▶ Stored data

────────────────

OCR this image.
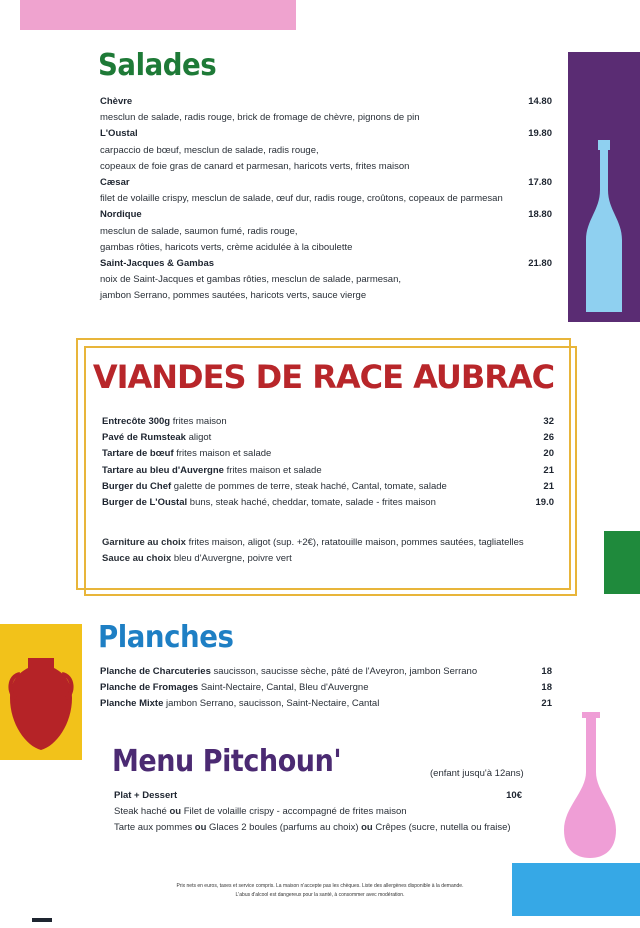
Salades
Chèvre	14.80
mesclun de salade, radis rouge, brick de fromage de chèvre, pignons de pin
L'Oustal	19.80
carpaccio de bœuf, mesclun de salade, radis rouge,
copeaux de foie gras de canard et parmesan, haricots verts, frites maison
Cæsar	17.80
filet de volaille crispy, mesclun de salade, œuf dur, radis rouge, croûtons, copeaux de parmesan
Nordique	18.80
mesclun de salade, saumon fumé, radis rouge,
gambas rôties, haricots verts, crème acidulée à la ciboulette
Saint-Jacques & Gambas	21.80
noix de Saint-Jacques et gambas rôties, mesclun de salade, parmesan,
jambon Serrano, pommes sautées, haricots verts, sauce vierge
VIANDES DE RACE AUBRAC
Entrecôte 300g frites maison	32
Pavé de Rumsteak aligot	26
Tartare de bœuf frites maison et salade	20
Tartare au bleu d'Auvergne frites maison et salade	21
Burger du Chef galette de pommes de terre, steak haché, Cantal, tomate, salade	21
Burger de L'Oustal buns, steak haché, cheddar, tomate, salade - frites maison	19.0
Garniture au choix frites maison, aligot (sup. +2€), ratatouille maison, pommes sautées, tagliatelles
Sauce au choix bleu d'Auvergne, poivre vert
Planches
Planche de Charcuteries saucisson, saucisse sèche, pâté de l'Aveyron, jambon Serrano	18
Planche de Fromages Saint-Nectaire, Cantal, Bleu d'Auvergne	18
Planche Mixte jambon Serrano, saucisson, Saint-Nectaire, Cantal	21
Menu Pitchoun'	(enfant jusqu'à 12ans)
Plat + Dessert	10€
Steak haché ou Filet de volaille crispy - accompagné de frites maison
Tarte aux pommes ou Glaces 2 boules (parfums au choix) ou Crêpes (sucre, nutella ou fraise)
Prix nets en euros, taxes et service compris. La maison n'accepte pas les chèques. Liste des allergènes disponible à la demande.
L'abus d'alcool est dangereux pour la santé, à consommer avec modération.
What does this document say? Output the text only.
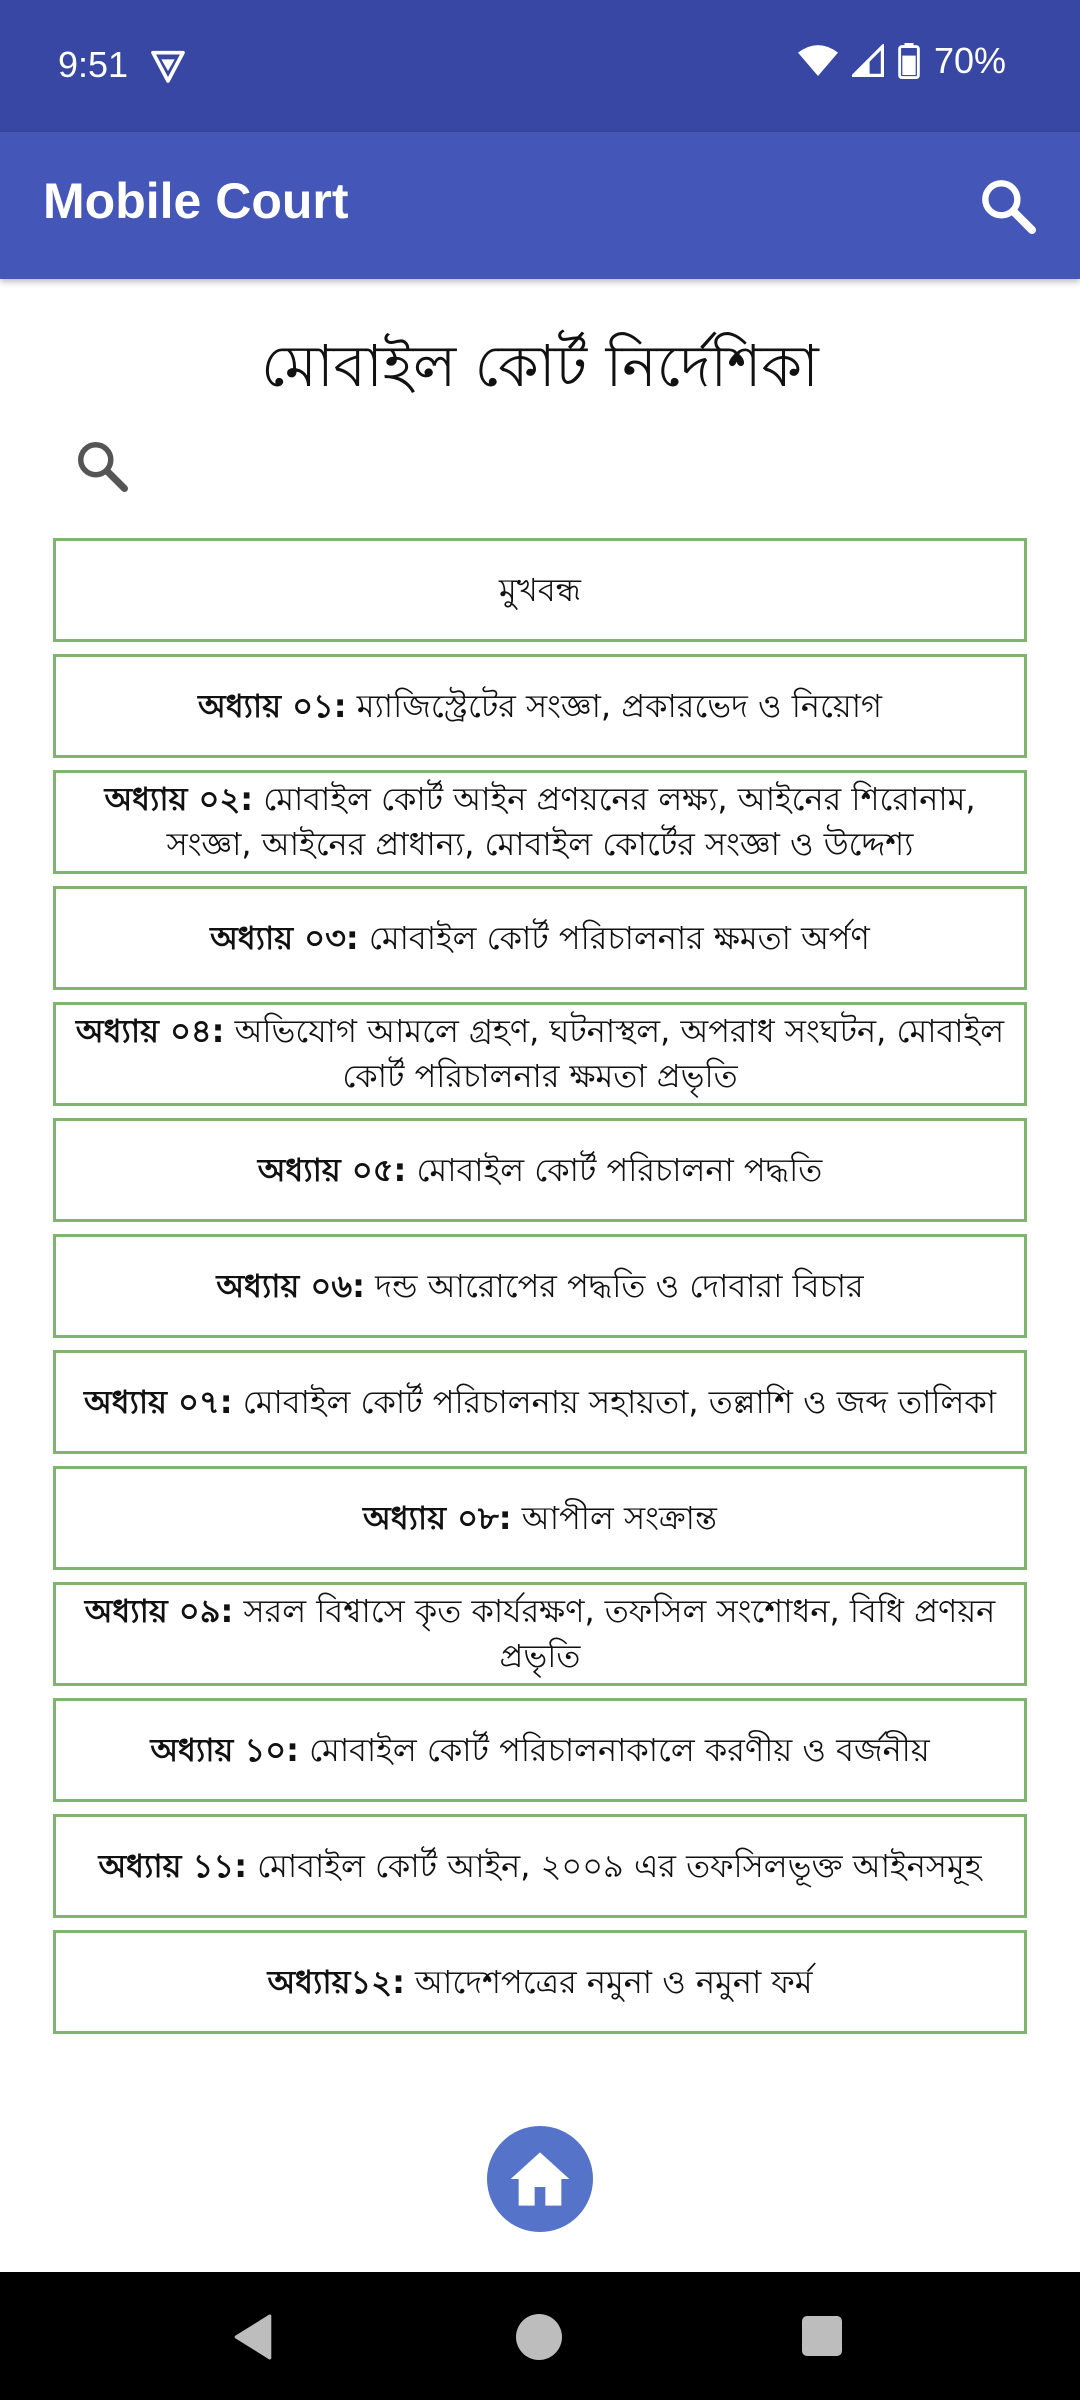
9:51	70%
Mobile Court
মোবাইল কোর্ট নির্দেশিকা
মুখবন্ধ
অধ্যায় ০১: ম্যাজিস্ট্রেটের সংজ্ঞা, প্রকারভেদ ও নিয়োগ
অধ্যায় ০২: মোবাইল কোর্ট আইন প্রণয়নের লক্ষ্য, আইনের শিরোনাম, সংজ্ঞা, আইনের প্রাধান্য, মোবাইল কোর্টের সংজ্ঞা ও উদ্দেশ্য
অধ্যায় ০৩: মোবাইল কোর্ট পরিচালনার ক্ষমতা অর্পণ
অধ্যায় ০৪: অভিযোগ আমলে গ্রহণ, ঘটনাস্থল, অপরাধ সংঘটন, মোবাইল কোর্ট পরিচালনার ক্ষমতা প্রভৃতি
অধ্যায় ০৫: মোবাইল কোর্ট পরিচালনা পদ্ধতি
অধ্যায় ০৬: দন্ড আরোপের পদ্ধতি ও দোবারা বিচার
অধ্যায় ০৭: মোবাইল কোর্ট পরিচালনায় সহায়তা, তল্লাশি ও জব্দ তালিকা
অধ্যায় ০৮: আপীল সংক্রান্ত
অধ্যায় ০৯: সরল বিশ্বাসে কৃত কার্যরক্ষণ, তফসিল সংশোধন, বিধি প্রণয়ন প্রভৃতি
অধ্যায় ১০: মোবাইল কোর্ট পরিচালনাকালে করণীয় ও বর্জনীয়
অধ্যায় ১১: মোবাইল কোর্ট আইন, ২০০৯ এর তফসিলভূক্ত আইনসমূহ
অধ্যায়১২: আদেশপত্রের নমুনা ও নমুনা ফর্ম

────────────────

▶ Aim
Working from the listing above, pick out every line that has "Nectaire" and copy it.

▶ Output
Planche de Fromages Saint-Nectaire, Cantal, Bleu d'Auvergne	18
Planche Mixte jambon Serrano, saucisson, Saint-Nectaire, Cantal	21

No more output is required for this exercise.